Give every line of the material again, exactly as written.

## Supplied data
———

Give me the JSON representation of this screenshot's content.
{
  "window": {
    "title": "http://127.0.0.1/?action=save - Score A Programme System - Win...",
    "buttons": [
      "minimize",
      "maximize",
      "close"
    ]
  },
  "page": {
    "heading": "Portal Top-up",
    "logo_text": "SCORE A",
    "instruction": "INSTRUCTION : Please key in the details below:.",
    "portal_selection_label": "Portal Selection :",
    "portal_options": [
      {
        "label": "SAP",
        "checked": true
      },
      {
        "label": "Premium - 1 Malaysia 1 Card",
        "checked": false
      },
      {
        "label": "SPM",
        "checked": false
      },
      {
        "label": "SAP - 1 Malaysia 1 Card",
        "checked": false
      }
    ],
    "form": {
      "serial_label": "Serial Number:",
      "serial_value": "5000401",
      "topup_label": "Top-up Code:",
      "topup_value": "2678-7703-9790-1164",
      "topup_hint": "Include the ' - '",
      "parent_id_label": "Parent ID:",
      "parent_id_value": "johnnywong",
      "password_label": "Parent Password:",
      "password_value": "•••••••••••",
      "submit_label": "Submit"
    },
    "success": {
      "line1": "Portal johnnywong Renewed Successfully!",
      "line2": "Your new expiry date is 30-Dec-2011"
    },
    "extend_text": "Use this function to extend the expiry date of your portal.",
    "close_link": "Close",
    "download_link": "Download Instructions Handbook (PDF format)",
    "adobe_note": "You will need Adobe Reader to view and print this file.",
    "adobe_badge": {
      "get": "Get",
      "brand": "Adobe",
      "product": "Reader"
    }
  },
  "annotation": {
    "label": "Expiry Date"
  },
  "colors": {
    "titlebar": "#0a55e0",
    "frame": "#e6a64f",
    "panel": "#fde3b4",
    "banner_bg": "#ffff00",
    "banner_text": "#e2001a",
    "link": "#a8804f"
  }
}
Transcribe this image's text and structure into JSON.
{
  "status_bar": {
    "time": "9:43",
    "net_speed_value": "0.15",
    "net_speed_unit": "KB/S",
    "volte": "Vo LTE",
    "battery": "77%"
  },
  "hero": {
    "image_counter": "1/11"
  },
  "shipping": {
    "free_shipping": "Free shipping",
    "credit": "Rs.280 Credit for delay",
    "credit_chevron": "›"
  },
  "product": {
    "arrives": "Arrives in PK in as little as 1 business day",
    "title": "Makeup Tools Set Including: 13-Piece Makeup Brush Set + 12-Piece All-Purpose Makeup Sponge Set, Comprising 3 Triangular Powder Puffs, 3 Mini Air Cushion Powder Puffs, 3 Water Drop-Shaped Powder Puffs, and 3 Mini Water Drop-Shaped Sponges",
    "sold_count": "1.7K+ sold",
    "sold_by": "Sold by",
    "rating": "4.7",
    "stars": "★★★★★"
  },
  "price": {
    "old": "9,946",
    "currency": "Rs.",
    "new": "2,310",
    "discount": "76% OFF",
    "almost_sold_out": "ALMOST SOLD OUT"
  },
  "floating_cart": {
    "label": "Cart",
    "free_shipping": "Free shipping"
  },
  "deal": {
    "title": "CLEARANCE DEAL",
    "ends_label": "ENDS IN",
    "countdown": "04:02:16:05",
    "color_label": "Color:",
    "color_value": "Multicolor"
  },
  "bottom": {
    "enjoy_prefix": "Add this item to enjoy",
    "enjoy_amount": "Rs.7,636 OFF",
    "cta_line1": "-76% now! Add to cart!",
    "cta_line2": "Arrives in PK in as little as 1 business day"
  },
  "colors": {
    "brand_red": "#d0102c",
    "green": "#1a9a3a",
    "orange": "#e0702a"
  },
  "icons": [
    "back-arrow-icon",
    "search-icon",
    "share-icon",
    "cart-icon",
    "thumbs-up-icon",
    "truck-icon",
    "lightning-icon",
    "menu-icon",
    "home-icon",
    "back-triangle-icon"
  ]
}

———

## Solution below
Give me the JSON representation of this screenshot's content.
{
  "window": {
    "title": "http://127.0.0.1/?action=save - Score A Programme System - Win...",
    "buttons": [
      "minimize",
      "maximize",
      "close"
    ]
  },
  "page": {
    "heading": "Portal Top-up",
    "logo_text": "SCORE A",
    "instruction": "INSTRUCTION : Please key in the details below:.",
    "portal_selection_label": "Portal Selection :",
    "portal_options": [
      {
        "label": "SAP",
        "checked": true
      },
      {
        "label": "Premium - 1 Malaysia 1 Card",
        "checked": false
      },
      {
        "label": "SPM",
        "checked": false
      },
      {
        "label": "SAP - 1 Malaysia 1 Card",
        "checked": false
      }
    ],
    "form": {
      "serial_label": "Serial Number:",
      "serial_value": "5000401",
      "topup_label": "Top-up Code:",
      "topup_value": "2678-7703-9790-1164",
      "topup_hint": "Include the ' - '",
      "parent_id_label": "Parent ID:",
      "parent_id_value": "johnnywong",
      "password_label": "Parent Password:",
      "password_value": "•••••••••••",
      "submit_label": "Submit"
    },
    "success": {
      "line1": "Portal johnnywong Renewed Successfully!",
      "line2": "Your new expiry date is 30-Dec-2011"
    },
    "extend_text": "Use this function to extend the expiry date of your portal.",
    "close_link": "Close",
    "download_link": "Download Instructions Handbook (PDF format)",
    "adobe_note": "You will need Adobe Reader to view and print this file.",
    "adobe_badge": {
      "get": "Get",
      "brand": "Adobe",
      "product": "Reader"
    }
  },
  "annotation": {
    "label": "Expiry Date"
  },
  "colors": {
    "titlebar": "#0a55e0",
    "frame": "#e6a64f",
    "panel": "#fde3b4",
    "banner_bg": "#ffff00",
    "banner_text": "#e2001a",
    "link": "#a8804f"
  }
}
Transcribe this image's text and structure into JSON.
{
  "status_bar": {
    "time": "9:43",
    "net_speed_value": "0.15",
    "net_speed_unit": "KB/S",
    "volte": "Vo LTE",
    "battery": "77%"
  },
  "hero": {
    "image_counter": "1/11"
  },
  "shipping": {
    "free_shipping": "Free shipping",
    "credit": "Rs.280 Credit for delay",
    "credit_chevron": "›"
  },
  "product": {
    "arrives": "Arrives in PK in as little as 1 business day",
    "title": "Makeup Tools Set Including: 13-Piece Makeup Brush Set + 12-Piece All-Purpose Makeup Sponge Set, Comprising 3 Triangular Powder Puffs, 3 Mini Air Cushion Powder Puffs, 3 Water Drop-Shaped Powder Puffs, and 3 Mini Water Drop-Shaped Sponges",
    "sold_count": "1.7K+ sold",
    "sold_by": "Sold by",
    "rating": "4.7",
    "stars": "★★★★★"
  },
  "price": {
    "old": "9,946",
    "currency": "Rs.",
    "new": "2,310",
    "discount": "76% OFF",
    "almost_sold_out": "ALMOST SOLD OUT"
  },
  "floating_cart": {
    "label": "Cart",
    "free_shipping": "Free shipping"
  },
  "deal": {
    "title": "CLEARANCE DEAL",
    "ends_label": "ENDS IN",
    "countdown": "04:02:16:05",
    "color_label": "Color:",
    "color_value": "Multicolor"
  },
  "bottom": {
    "enjoy_prefix": "Add this item to enjoy",
    "enjoy_amount": "Rs.7,636 OFF",
    "cta_line1": "-76% now! Add to cart!",
    "cta_line2": "Arrives in PK in as little as 1 business day"
  },
  "colors": {
    "brand_red": "#d0102c",
    "green": "#1a9a3a",
    "orange": "#e0702a"
  },
  "icons": [
    "back-arrow-icon",
    "search-icon",
    "share-icon",
    "cart-icon",
    "thumbs-up-icon",
    "truck-icon",
    "lightning-icon",
    "menu-icon",
    "home-icon",
    "back-triangle-icon"
  ]
}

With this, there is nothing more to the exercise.